═══ Dataset content ═══

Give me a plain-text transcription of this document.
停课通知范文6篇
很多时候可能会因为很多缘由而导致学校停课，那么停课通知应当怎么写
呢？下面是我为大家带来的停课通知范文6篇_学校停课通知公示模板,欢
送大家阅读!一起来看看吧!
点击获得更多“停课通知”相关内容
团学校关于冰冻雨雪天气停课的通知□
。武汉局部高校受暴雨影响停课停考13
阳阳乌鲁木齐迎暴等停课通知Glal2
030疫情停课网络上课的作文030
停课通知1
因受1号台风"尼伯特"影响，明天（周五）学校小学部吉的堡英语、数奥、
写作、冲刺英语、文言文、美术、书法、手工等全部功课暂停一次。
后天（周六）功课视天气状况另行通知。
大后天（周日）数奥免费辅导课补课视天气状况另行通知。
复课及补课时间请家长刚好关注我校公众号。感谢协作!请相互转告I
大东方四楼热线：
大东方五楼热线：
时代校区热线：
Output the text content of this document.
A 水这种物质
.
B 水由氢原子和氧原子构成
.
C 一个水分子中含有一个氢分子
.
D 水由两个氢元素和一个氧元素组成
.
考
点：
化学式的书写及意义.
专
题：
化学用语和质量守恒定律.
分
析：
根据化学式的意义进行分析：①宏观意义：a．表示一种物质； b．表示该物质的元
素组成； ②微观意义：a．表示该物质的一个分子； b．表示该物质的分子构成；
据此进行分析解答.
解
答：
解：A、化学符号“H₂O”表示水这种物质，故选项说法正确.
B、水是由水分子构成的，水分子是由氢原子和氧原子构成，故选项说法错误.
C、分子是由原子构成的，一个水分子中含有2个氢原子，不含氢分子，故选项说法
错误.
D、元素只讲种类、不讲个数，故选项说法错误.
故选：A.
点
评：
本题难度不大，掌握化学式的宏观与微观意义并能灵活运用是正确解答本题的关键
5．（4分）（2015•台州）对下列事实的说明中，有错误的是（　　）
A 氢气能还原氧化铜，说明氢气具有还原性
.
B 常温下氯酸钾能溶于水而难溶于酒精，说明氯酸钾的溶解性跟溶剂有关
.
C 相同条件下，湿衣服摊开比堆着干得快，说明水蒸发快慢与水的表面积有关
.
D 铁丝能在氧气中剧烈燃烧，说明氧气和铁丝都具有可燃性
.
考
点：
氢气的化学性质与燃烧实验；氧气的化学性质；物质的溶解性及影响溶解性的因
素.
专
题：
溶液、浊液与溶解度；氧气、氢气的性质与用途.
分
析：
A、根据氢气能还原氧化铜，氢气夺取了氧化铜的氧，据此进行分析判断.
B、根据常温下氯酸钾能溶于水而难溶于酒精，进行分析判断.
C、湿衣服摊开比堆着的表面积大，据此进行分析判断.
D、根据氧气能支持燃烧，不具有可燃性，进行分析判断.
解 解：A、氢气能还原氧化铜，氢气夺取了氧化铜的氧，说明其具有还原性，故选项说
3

═══

**Exercise instructions:** Show each line of the data that contains the string "故选项说法错误".

**Result:**
B、水是由水分子构成的，水分子是由氢原子和氧原子构成，故选项说法错误.
D、元素只讲种类、不讲个数，故选项说法错误.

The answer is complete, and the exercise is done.